** Written instruction **
Produce an exact copy of all the records.
++++++++++++++++++++
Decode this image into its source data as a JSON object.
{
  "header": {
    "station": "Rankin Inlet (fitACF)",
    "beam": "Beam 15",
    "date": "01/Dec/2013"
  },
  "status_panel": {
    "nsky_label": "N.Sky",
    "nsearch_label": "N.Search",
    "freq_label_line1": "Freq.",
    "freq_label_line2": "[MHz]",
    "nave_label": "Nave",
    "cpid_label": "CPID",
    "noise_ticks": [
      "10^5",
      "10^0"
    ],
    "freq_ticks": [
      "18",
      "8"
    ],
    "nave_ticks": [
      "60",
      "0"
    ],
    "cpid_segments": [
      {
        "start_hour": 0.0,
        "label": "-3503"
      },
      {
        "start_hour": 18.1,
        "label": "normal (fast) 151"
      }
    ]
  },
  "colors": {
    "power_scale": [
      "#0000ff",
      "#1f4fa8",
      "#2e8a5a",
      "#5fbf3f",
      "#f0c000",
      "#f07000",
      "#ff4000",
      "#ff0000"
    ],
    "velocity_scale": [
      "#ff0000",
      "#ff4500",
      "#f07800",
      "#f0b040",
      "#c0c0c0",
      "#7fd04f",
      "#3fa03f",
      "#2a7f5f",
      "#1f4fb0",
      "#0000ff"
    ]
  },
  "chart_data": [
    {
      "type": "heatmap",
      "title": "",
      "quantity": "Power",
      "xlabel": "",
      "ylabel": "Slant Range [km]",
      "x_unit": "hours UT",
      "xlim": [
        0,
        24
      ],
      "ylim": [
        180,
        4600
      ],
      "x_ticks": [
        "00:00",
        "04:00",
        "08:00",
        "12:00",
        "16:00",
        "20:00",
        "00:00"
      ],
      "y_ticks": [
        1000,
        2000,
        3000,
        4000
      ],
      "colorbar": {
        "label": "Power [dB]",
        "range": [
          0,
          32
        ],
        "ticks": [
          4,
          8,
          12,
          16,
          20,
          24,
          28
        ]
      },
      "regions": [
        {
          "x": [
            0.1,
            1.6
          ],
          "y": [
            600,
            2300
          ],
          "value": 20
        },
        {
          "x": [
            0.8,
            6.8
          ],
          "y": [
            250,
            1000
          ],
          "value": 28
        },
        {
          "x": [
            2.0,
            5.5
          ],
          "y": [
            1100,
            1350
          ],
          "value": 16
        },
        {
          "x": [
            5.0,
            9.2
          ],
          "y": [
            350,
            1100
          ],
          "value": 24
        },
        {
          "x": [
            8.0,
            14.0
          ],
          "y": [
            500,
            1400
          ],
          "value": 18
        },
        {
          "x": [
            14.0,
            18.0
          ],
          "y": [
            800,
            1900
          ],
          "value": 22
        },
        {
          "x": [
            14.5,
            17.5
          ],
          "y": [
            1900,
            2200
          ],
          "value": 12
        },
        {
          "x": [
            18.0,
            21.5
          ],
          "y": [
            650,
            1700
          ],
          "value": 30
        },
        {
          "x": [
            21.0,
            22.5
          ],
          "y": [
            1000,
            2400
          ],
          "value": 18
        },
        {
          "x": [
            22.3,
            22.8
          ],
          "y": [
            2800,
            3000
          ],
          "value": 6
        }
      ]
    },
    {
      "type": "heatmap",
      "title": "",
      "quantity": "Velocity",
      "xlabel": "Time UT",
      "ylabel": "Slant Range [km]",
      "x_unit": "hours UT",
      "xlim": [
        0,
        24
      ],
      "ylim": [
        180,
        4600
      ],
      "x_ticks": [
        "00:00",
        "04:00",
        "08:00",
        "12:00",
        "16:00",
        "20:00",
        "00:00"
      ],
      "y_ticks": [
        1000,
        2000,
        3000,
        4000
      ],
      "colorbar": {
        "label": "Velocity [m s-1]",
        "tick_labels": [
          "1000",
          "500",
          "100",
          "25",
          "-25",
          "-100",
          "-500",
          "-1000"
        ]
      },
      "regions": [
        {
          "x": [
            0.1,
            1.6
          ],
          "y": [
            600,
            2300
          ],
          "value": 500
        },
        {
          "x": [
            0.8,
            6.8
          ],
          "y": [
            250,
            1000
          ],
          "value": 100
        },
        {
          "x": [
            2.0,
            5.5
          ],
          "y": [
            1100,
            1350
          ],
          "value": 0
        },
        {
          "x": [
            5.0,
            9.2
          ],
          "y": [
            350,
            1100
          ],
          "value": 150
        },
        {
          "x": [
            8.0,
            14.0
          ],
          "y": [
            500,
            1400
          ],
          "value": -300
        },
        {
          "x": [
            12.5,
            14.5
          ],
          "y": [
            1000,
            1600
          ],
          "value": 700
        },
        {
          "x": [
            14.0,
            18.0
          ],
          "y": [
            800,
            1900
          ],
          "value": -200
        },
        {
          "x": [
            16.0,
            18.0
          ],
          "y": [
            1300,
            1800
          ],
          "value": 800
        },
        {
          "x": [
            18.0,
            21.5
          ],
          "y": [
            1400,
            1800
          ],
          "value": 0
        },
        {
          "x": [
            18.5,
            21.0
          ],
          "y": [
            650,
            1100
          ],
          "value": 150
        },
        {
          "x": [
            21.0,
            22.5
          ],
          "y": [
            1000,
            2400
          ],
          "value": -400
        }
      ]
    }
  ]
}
++++++++++++++++++++
** Reply **
Decode this image into its source data as a JSON object.
{
  "header": {
    "station": "Rankin Inlet (fitACF)",
    "beam": "Beam 15",
    "date": "01/Dec/2013"
  },
  "status_panel": {
    "nsky_label": "N.Sky",
    "nsearch_label": "N.Search",
    "freq_label_line1": "Freq.",
    "freq_label_line2": "[MHz]",
    "nave_label": "Nave",
    "cpid_label": "CPID",
    "noise_ticks": [
      "10^5",
      "10^0"
    ],
    "freq_ticks": [
      "18",
      "8"
    ],
    "nave_ticks": [
      "60",
      "0"
    ],
    "cpid_segments": [
      {
        "start_hour": 0.0,
        "label": "-3503"
      },
      {
        "start_hour": 18.1,
        "label": "normal (fast) 151"
      }
    ]
  },
  "colors": {
    "power_scale": [
      "#0000ff",
      "#1f4fa8",
      "#2e8a5a",
      "#5fbf3f",
      "#f0c000",
      "#f07000",
      "#ff4000",
      "#ff0000"
    ],
    "velocity_scale": [
      "#ff0000",
      "#ff4500",
      "#f07800",
      "#f0b040",
      "#c0c0c0",
      "#7fd04f",
      "#3fa03f",
      "#2a7f5f",
      "#1f4fb0",
      "#0000ff"
    ]
  },
  "chart_data": [
    {
      "type": "heatmap",
      "title": "",
      "quantity": "Power",
      "xlabel": "",
      "ylabel": "Slant Range [km]",
      "x_unit": "hours UT",
      "xlim": [
        0,
        24
      ],
      "ylim": [
        180,
        4600
      ],
      "x_ticks": [
        "00:00",
        "04:00",
        "08:00",
        "12:00",
        "16:00",
        "20:00",
        "00:00"
      ],
      "y_ticks": [
        1000,
        2000,
        3000,
        4000
      ],
      "colorbar": {
        "label": "Power [dB]",
        "range": [
          0,
          32
        ],
        "ticks": [
          4,
          8,
          12,
          16,
          20,
          24,
          28
        ]
      },
      "regions": [
        {
          "x": [
            0.1,
            1.6
          ],
          "y": [
            600,
            2300
          ],
          "value": 20
        },
        {
          "x": [
            0.8,
            6.8
          ],
          "y": [
            250,
            1000
          ],
          "value": 28
        },
        {
          "x": [
            2.0,
            5.5
          ],
          "y": [
            1100,
            1350
          ],
          "value": 16
        },
        {
          "x": [
            5.0,
            9.2
          ],
          "y": [
            350,
            1100
          ],
          "value": 24
        },
        {
          "x": [
            8.0,
            14.0
          ],
          "y": [
            500,
            1400
          ],
          "value": 18
        },
        {
          "x": [
            14.0,
            18.0
          ],
          "y": [
            800,
            1900
          ],
          "value": 22
        },
        {
          "x": [
            14.5,
            17.5
          ],
          "y": [
            1900,
            2200
          ],
          "value": 12
        },
        {
          "x": [
            18.0,
            21.5
          ],
          "y": [
            650,
            1700
          ],
          "value": 30
        },
        {
          "x": [
            21.0,
            22.5
          ],
          "y": [
            1000,
            2400
          ],
          "value": 18
        },
        {
          "x": [
            22.3,
            22.8
          ],
          "y": [
            2800,
            3000
          ],
          "value": 6
        }
      ]
    },
    {
      "type": "heatmap",
      "title": "",
      "quantity": "Velocity",
      "xlabel": "Time UT",
      "ylabel": "Slant Range [km]",
      "x_unit": "hours UT",
      "xlim": [
        0,
        24
      ],
      "ylim": [
        180,
        4600
      ],
      "x_ticks": [
        "00:00",
        "04:00",
        "08:00",
        "12:00",
        "16:00",
        "20:00",
        "00:00"
      ],
      "y_ticks": [
        1000,
        2000,
        3000,
        4000
      ],
      "colorbar": {
        "label": "Velocity [m s-1]",
        "tick_labels": [
          "1000",
          "500",
          "100",
          "25",
          "-25",
          "-100",
          "-500",
          "-1000"
        ]
      },
      "regions": [
        {
          "x": [
            0.1,
            1.6
          ],
          "y": [
            600,
            2300
          ],
          "value": 500
        },
        {
          "x": [
            0.8,
            6.8
          ],
          "y": [
            250,
            1000
          ],
          "value": 100
        },
        {
          "x": [
            2.0,
            5.5
          ],
          "y": [
            1100,
            1350
          ],
          "value": 0
        },
        {
          "x": [
            5.0,
            9.2
          ],
          "y": [
            350,
            1100
          ],
          "value": 150
        },
        {
          "x": [
            8.0,
            14.0
          ],
          "y": [
            500,
            1400
          ],
          "value": -300
        },
        {
          "x": [
            12.5,
            14.5
          ],
          "y": [
            1000,
            1600
          ],
          "value": 700
        },
        {
          "x": [
            14.0,
            18.0
          ],
          "y": [
            800,
            1900
          ],
          "value": -200
        },
        {
          "x": [
            16.0,
            18.0
          ],
          "y": [
            1300,
            1800
          ],
          "value": 800
        },
        {
          "x": [
            18.0,
            21.5
          ],
          "y": [
            1400,
            1800
          ],
          "value": 0
        },
        {
          "x": [
            18.5,
            21.0
          ],
          "y": [
            650,
            1100
          ],
          "value": 150
        },
        {
          "x": [
            21.0,
            22.5
          ],
          "y": [
            1000,
            2400
          ],
          "value": -400
        }
      ]
    }
  ]
}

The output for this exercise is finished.